**What you have to do**
Spot every line with the word "will" and return it.

=======

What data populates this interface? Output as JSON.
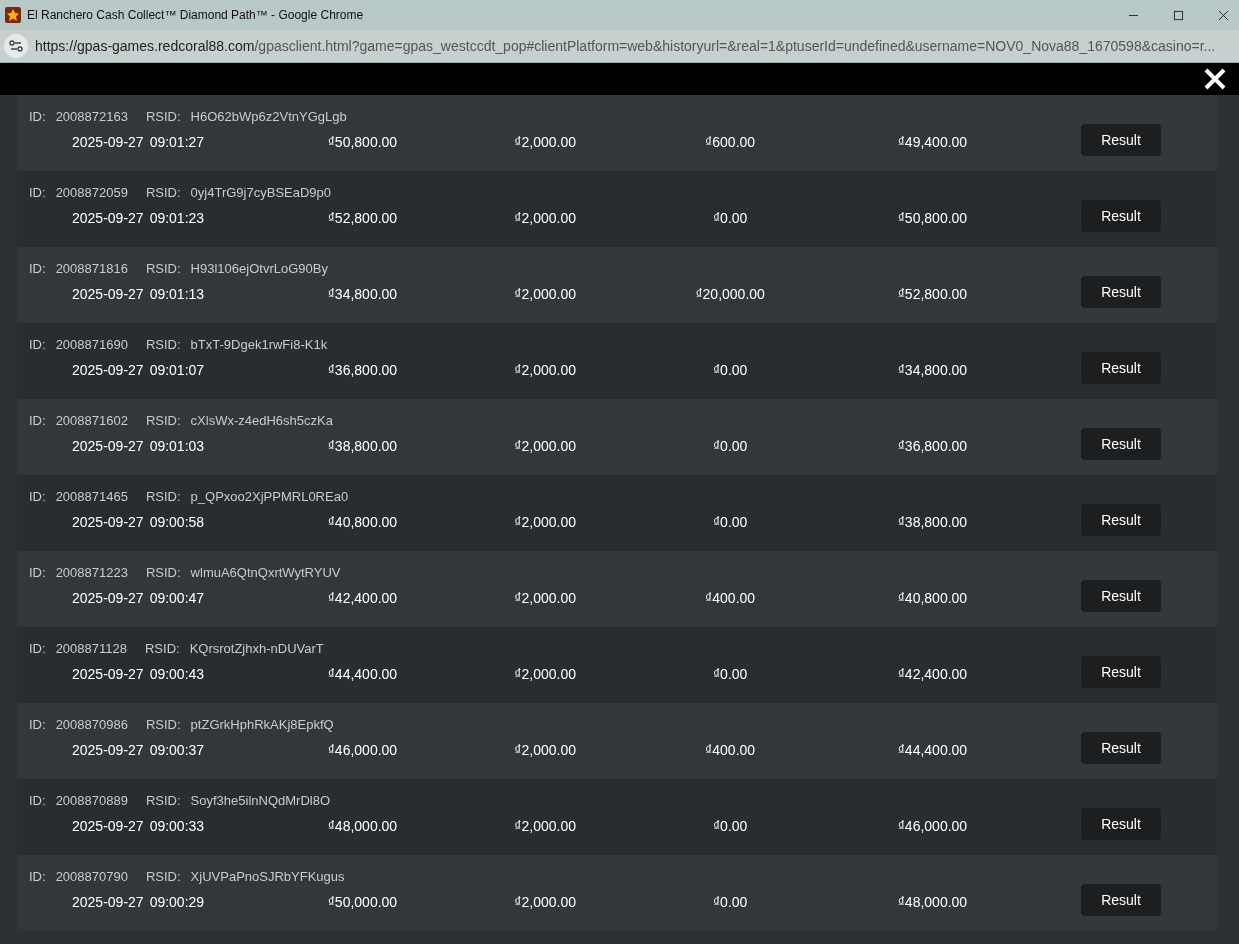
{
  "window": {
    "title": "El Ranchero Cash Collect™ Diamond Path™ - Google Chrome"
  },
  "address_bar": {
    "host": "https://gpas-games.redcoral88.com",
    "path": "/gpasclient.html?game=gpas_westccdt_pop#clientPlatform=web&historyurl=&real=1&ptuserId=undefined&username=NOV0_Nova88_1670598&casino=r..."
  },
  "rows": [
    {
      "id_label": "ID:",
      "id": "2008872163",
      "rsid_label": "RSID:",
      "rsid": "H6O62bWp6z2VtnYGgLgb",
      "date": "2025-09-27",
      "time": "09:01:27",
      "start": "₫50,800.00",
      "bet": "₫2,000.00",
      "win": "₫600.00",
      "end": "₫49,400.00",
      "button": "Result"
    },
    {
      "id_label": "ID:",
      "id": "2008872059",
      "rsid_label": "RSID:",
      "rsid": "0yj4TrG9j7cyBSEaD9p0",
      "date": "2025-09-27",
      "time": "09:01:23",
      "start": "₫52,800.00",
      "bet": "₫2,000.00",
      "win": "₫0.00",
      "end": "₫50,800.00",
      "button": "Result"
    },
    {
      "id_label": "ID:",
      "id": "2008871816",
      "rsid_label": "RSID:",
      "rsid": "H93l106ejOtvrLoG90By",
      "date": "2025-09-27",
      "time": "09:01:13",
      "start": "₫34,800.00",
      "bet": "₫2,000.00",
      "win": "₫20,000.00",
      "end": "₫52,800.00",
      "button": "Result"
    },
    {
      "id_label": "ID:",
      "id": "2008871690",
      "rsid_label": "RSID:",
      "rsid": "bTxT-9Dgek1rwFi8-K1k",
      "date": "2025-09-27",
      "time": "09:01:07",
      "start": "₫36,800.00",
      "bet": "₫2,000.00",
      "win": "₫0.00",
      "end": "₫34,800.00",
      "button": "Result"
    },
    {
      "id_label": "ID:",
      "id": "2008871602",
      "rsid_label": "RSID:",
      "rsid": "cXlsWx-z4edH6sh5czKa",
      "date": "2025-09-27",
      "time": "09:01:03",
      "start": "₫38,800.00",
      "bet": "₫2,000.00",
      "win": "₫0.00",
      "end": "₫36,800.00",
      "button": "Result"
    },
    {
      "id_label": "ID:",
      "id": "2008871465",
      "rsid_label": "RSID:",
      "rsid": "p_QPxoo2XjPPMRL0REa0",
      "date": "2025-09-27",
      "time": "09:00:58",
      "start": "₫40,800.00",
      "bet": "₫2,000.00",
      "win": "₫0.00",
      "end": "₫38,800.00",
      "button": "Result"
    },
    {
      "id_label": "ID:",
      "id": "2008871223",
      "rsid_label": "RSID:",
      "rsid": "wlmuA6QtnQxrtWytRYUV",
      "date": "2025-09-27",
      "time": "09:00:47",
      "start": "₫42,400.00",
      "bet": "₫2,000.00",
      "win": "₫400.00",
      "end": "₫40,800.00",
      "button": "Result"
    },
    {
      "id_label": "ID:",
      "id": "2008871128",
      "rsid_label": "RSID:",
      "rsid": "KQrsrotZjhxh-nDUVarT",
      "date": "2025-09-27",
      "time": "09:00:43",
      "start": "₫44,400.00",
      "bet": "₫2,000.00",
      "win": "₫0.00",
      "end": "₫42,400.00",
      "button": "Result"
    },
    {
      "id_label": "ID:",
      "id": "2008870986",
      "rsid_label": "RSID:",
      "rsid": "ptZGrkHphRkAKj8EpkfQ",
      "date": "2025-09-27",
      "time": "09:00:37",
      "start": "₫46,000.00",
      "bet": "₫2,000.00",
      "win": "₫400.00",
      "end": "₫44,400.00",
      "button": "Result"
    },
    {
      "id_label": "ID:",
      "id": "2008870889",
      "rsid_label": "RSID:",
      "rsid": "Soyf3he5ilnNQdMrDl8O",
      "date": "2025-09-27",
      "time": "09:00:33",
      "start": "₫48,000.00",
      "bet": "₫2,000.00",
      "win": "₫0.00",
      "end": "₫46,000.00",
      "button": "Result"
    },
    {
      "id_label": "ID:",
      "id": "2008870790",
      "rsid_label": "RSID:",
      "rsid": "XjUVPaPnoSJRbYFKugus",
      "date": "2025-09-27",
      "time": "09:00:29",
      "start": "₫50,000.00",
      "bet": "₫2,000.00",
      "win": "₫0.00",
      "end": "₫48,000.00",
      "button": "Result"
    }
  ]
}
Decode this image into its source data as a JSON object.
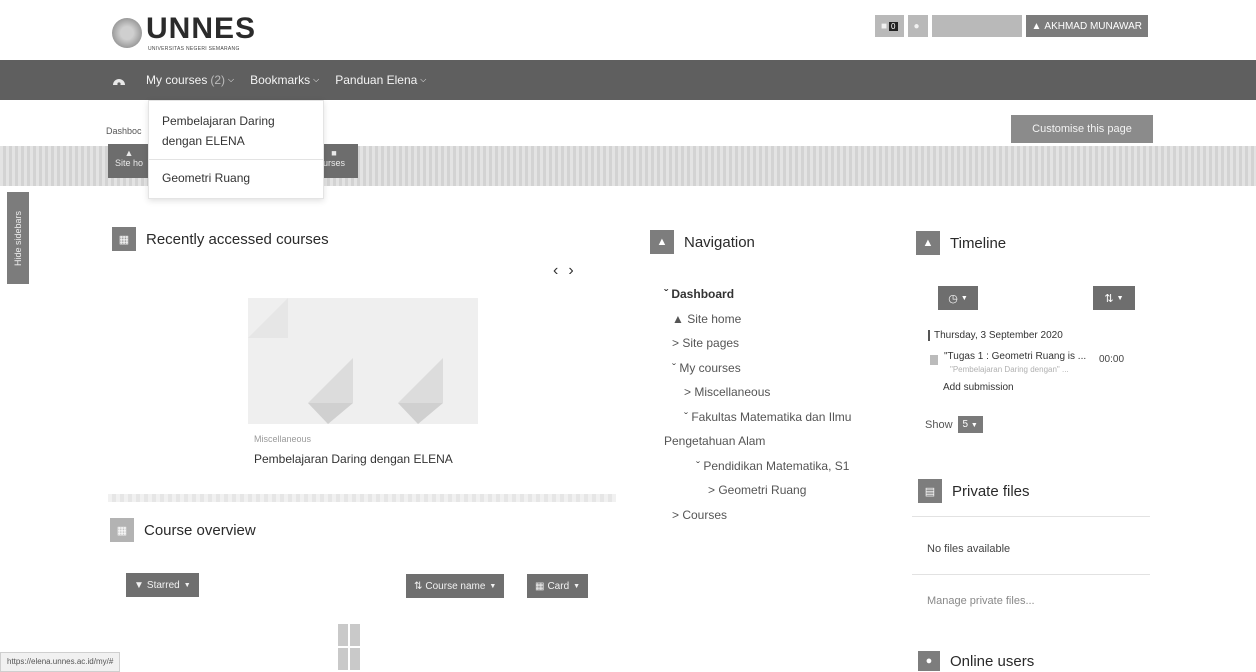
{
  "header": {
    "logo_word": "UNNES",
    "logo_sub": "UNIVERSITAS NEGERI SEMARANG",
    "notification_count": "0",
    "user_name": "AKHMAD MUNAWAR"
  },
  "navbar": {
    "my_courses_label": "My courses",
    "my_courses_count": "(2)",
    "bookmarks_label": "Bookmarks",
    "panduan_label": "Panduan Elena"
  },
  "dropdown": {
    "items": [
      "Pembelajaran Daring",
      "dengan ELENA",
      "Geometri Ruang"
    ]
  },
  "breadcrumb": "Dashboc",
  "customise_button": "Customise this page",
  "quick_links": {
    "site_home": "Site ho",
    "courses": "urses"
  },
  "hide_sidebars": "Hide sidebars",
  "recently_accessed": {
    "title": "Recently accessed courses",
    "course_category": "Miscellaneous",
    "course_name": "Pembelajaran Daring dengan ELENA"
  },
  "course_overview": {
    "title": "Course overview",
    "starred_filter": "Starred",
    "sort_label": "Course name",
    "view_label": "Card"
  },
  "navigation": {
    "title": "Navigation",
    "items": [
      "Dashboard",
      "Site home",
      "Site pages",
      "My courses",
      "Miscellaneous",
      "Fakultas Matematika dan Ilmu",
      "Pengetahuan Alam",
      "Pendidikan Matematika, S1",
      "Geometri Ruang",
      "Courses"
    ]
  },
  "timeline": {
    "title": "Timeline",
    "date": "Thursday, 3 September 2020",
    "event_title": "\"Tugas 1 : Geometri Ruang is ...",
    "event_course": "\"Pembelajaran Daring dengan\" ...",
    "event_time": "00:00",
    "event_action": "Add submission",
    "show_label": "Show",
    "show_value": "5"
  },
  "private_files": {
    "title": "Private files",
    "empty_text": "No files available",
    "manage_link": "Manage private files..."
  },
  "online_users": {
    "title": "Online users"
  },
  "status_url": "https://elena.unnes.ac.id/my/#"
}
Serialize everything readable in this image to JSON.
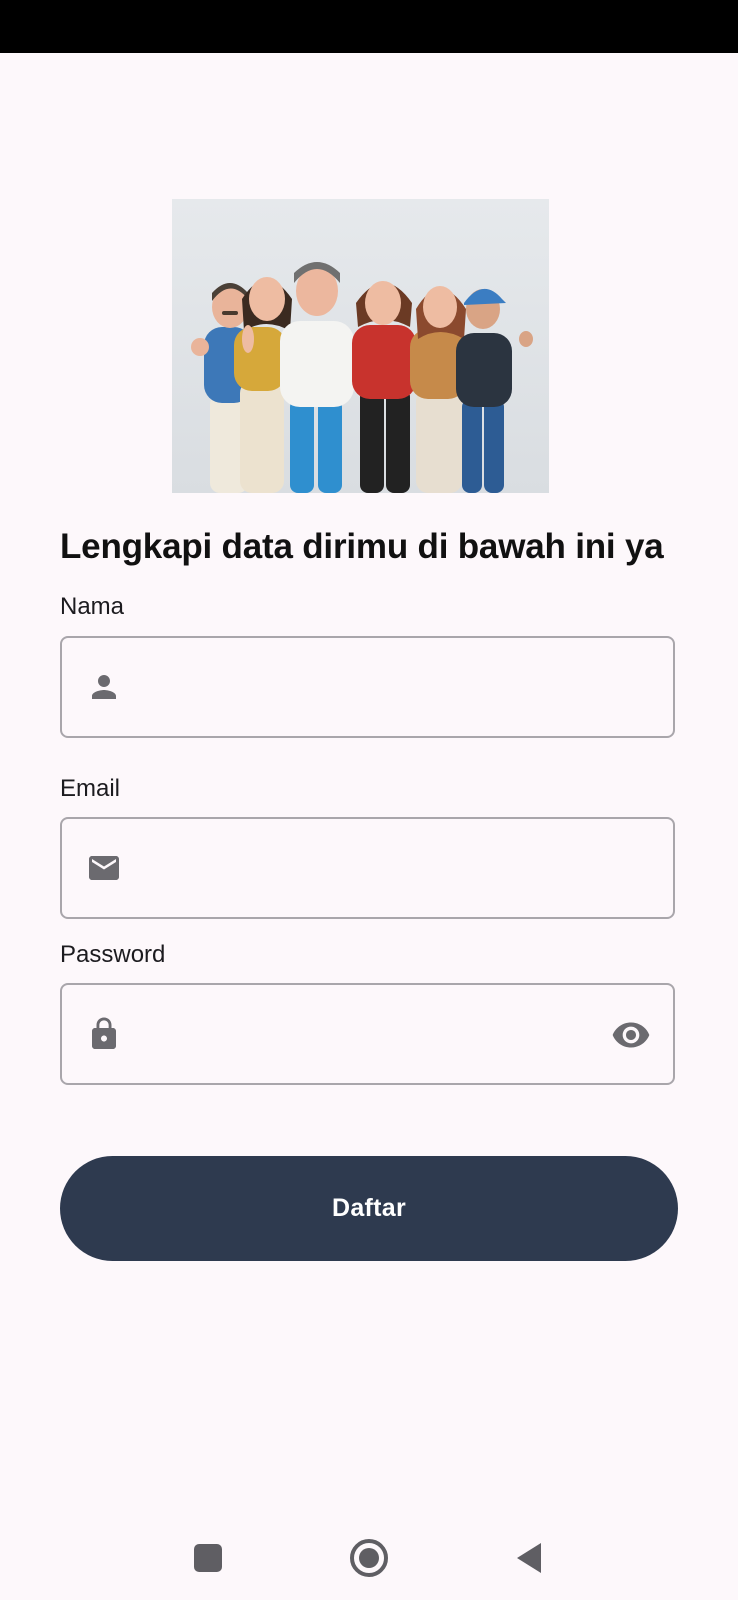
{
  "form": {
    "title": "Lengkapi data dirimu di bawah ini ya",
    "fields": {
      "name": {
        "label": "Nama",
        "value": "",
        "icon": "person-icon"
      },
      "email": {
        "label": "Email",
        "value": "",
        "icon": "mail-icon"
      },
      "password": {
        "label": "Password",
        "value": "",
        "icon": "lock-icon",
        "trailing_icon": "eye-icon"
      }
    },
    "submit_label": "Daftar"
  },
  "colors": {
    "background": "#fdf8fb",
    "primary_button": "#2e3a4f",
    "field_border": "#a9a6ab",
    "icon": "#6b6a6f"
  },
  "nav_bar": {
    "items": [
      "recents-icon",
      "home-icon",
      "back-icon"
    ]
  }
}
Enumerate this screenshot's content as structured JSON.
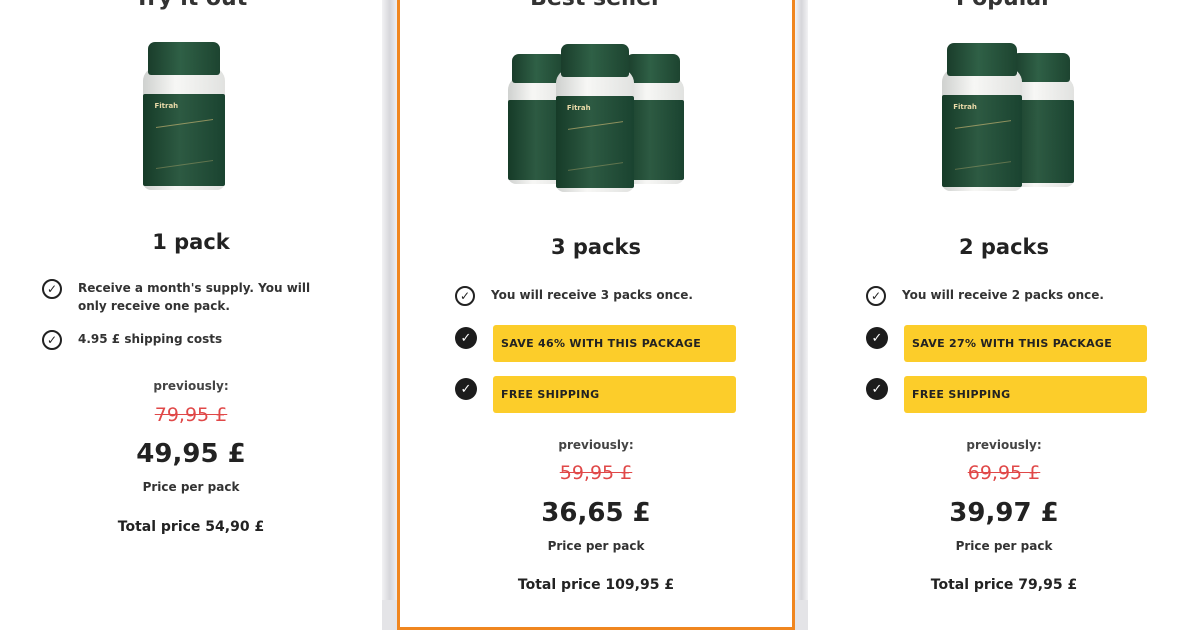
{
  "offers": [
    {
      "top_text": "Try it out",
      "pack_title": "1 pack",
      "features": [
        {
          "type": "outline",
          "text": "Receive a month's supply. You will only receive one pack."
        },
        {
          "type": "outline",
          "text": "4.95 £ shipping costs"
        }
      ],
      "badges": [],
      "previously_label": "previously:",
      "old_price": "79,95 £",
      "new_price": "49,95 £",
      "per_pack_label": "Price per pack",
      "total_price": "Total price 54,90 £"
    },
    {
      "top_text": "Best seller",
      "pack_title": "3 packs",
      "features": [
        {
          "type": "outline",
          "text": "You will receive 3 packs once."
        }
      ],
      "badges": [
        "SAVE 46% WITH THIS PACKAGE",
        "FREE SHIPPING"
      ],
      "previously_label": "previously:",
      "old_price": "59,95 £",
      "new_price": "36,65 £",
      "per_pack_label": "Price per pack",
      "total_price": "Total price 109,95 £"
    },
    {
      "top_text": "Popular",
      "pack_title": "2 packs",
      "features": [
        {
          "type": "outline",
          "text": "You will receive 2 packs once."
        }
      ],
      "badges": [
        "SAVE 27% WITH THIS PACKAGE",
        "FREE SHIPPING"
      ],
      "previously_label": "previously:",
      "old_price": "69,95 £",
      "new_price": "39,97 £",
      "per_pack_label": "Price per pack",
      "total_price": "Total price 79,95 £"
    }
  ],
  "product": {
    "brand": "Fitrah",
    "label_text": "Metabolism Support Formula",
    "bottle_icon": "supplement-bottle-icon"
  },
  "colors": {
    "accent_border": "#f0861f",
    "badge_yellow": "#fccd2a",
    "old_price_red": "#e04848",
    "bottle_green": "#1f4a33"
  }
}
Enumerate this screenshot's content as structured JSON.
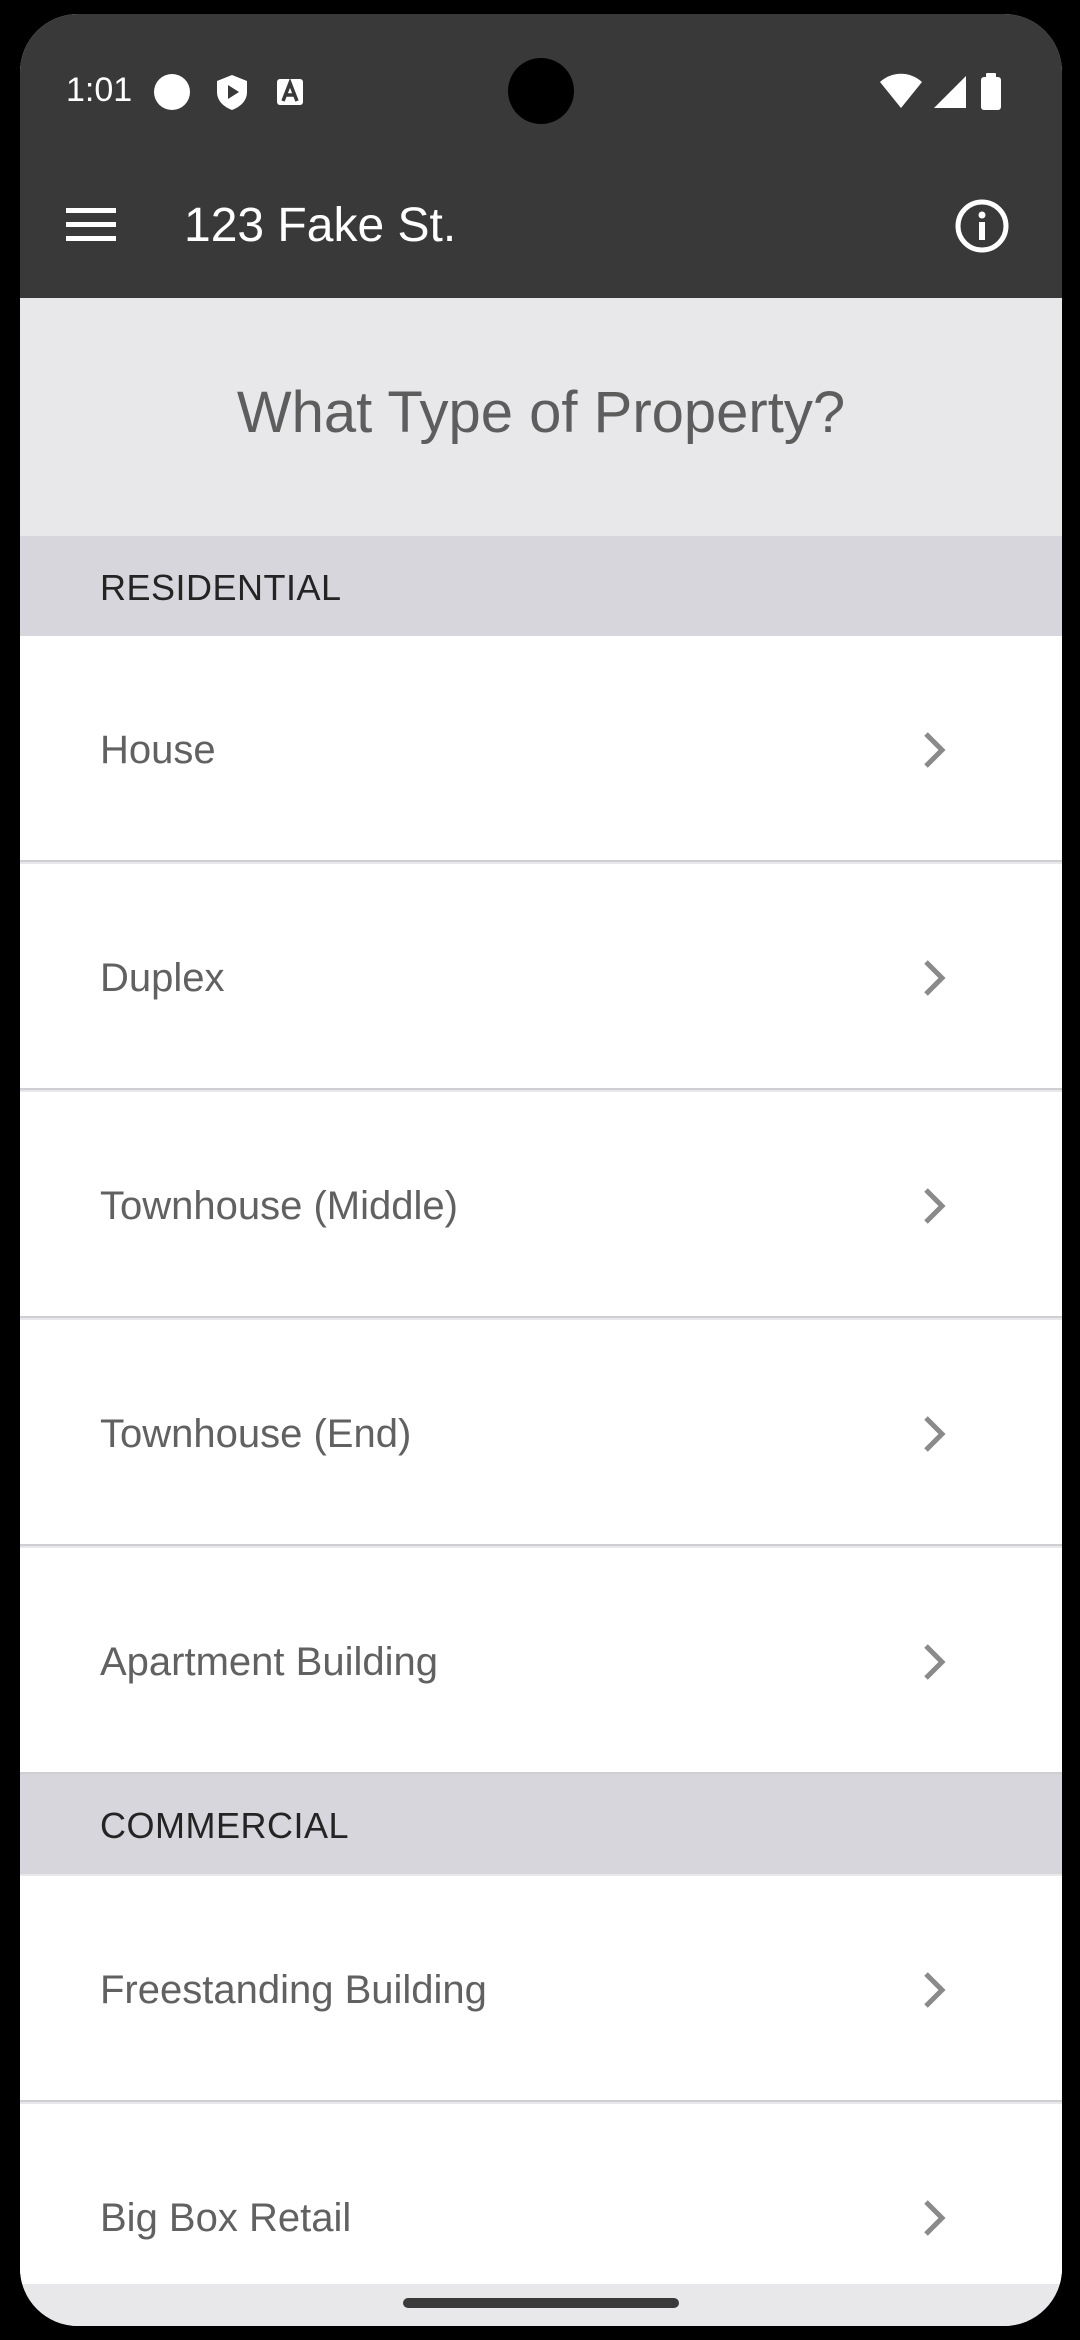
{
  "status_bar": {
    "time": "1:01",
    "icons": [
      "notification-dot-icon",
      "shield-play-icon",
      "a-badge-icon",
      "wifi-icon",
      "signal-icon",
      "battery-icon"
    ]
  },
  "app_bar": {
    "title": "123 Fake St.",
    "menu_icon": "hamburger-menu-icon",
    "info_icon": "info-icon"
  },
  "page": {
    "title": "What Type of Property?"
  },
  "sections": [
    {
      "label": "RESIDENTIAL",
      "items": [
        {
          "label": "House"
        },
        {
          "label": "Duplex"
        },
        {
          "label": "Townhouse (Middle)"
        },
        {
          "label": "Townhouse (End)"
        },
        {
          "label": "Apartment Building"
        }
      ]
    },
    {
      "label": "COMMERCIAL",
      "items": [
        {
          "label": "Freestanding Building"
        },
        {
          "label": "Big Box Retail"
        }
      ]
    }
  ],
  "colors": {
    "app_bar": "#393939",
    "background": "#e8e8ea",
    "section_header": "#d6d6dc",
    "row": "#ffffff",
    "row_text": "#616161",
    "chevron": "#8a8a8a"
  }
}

=======

**Answer below**
          "text": "Receive a month's supply. You will only receive one pack."
          "text": "You will receive 3 packs once."
          "text": "You will receive 2 packs once."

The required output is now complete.